[Extracted records]
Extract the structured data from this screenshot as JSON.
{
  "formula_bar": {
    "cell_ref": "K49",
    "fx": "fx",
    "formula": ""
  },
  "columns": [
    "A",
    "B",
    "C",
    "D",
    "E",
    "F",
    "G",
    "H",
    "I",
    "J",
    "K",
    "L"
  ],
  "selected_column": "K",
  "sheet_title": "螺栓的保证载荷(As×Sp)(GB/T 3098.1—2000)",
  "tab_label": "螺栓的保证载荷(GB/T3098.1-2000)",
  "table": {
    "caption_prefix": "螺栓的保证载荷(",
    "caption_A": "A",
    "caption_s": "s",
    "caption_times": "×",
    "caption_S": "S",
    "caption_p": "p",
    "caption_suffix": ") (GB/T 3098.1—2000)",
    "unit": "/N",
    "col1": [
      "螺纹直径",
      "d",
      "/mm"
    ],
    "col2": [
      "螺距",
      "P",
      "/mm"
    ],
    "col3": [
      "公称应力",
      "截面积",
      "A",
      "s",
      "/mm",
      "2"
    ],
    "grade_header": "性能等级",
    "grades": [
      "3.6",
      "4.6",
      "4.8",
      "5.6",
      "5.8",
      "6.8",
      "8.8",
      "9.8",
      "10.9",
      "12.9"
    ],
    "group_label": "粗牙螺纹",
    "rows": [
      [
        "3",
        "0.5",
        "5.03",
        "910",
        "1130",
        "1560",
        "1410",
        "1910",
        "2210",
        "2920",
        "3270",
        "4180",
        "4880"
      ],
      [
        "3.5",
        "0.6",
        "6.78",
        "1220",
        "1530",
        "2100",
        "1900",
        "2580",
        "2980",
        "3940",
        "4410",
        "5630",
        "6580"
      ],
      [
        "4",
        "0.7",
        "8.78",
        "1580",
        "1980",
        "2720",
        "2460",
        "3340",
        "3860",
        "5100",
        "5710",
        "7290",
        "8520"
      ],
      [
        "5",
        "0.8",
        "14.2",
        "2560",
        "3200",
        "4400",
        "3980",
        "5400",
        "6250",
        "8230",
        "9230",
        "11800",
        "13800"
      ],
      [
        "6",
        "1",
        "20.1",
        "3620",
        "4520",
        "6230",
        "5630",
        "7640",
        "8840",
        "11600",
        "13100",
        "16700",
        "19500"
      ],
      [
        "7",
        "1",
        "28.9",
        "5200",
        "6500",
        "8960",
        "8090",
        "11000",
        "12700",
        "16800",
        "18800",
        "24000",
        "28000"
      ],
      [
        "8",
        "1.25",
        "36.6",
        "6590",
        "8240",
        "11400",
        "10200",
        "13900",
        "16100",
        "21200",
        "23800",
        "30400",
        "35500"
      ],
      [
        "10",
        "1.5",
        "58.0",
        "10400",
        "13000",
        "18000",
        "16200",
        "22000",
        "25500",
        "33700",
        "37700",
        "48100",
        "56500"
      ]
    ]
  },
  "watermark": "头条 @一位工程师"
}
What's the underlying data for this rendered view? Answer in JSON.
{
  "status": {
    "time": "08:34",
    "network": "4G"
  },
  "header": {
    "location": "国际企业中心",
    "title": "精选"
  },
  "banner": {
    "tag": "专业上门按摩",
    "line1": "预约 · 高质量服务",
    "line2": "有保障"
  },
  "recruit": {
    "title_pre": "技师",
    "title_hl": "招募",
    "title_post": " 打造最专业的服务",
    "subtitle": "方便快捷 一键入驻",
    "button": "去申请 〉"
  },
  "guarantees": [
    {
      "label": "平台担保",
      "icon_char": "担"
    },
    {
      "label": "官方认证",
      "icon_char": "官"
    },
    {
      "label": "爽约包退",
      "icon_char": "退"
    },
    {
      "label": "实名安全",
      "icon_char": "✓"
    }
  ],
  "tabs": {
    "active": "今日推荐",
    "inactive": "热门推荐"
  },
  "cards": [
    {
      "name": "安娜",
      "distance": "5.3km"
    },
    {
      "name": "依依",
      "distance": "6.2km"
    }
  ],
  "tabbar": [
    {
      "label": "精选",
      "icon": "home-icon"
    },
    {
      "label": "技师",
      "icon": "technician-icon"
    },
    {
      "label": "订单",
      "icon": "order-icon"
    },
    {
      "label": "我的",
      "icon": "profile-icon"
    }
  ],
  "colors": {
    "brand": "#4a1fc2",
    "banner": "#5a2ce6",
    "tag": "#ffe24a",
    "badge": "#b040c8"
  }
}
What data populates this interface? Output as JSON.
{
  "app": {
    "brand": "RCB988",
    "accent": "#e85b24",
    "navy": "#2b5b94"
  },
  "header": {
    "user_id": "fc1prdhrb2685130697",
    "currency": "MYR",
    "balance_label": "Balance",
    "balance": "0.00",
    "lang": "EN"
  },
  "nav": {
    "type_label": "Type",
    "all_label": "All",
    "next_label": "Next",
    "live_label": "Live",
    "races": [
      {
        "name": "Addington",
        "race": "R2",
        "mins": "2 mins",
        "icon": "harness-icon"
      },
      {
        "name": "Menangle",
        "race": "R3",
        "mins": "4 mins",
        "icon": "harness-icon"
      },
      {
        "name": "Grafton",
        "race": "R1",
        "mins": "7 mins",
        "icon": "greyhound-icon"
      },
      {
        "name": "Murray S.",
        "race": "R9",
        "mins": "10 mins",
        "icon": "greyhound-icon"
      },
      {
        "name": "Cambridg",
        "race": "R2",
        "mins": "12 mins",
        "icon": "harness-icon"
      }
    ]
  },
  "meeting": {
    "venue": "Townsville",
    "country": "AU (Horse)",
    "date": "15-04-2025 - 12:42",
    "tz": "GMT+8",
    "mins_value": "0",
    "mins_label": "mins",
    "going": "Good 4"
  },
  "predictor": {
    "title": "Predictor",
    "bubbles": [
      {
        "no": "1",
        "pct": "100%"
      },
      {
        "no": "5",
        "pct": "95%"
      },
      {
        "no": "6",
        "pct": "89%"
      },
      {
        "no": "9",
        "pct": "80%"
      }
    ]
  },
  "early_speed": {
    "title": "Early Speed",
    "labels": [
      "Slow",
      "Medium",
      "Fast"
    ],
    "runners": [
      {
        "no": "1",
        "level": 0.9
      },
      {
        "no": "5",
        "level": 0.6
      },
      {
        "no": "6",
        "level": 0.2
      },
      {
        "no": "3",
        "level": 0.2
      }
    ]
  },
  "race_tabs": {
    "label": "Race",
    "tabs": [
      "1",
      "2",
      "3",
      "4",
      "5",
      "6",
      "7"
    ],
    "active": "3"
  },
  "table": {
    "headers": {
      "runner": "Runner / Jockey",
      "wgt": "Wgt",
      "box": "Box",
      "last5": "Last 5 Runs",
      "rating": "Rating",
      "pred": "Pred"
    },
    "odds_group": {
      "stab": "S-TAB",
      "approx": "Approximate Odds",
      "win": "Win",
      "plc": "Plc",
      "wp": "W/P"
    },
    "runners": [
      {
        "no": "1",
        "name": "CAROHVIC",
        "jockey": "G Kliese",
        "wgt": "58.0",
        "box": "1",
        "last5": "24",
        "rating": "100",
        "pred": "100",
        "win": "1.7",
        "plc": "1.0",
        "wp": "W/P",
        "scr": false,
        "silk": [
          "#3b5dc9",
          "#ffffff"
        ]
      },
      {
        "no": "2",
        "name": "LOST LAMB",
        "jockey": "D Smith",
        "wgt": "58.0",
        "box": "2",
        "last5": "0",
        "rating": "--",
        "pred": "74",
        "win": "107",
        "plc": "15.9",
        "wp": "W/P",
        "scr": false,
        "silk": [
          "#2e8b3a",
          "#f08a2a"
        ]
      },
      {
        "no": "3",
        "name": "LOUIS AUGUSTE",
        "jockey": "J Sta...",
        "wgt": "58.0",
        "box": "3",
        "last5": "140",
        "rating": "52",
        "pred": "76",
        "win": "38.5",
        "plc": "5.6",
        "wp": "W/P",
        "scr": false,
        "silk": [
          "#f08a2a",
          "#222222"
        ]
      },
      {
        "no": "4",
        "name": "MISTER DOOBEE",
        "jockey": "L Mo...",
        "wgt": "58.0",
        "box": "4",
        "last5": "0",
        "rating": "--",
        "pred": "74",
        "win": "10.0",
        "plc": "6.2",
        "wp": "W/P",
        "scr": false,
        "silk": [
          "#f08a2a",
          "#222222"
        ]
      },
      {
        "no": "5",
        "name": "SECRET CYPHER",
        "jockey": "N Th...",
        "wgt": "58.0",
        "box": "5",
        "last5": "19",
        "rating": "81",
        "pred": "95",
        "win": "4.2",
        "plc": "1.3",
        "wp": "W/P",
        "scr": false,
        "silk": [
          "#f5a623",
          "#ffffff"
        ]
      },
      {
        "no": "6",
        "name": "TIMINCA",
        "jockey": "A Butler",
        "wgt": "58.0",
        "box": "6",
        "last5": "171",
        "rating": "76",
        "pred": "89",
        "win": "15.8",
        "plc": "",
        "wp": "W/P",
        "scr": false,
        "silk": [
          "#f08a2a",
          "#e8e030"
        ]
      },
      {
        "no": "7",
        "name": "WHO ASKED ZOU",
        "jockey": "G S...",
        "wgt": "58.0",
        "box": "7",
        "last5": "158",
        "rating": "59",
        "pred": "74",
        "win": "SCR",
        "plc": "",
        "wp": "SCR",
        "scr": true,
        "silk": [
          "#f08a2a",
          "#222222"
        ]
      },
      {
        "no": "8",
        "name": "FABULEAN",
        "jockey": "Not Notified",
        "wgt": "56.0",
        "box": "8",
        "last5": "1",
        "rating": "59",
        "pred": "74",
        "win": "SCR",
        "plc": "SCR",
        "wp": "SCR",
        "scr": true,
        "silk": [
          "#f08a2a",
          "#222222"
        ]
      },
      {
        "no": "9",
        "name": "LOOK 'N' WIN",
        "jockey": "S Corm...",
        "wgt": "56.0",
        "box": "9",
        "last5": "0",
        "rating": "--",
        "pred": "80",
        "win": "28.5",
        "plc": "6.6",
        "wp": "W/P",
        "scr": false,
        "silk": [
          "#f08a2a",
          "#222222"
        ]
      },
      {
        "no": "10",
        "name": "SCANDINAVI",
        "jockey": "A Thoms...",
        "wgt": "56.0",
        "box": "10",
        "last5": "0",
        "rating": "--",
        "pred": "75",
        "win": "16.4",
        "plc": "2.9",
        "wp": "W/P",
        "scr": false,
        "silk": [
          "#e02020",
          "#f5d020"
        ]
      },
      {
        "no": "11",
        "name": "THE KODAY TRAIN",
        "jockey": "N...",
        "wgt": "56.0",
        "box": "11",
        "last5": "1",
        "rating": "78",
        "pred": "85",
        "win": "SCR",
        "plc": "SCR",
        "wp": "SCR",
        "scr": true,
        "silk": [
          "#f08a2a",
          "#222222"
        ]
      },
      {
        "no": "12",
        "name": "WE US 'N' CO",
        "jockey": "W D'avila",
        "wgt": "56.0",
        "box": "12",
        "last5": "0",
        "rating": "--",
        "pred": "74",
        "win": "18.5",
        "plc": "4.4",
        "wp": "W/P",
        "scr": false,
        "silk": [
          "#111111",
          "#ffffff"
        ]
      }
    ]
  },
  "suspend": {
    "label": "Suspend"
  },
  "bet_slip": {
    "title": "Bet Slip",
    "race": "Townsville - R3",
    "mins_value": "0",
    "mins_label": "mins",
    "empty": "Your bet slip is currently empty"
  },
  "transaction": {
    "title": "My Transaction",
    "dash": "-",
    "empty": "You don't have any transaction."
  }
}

AIM: List the lines that contain the word "What".

ANSWER FOR THIS EXERCISE:
What's the underlying data for this rendered view? Answer in JSON.
What data populates this interface? Output as JSON.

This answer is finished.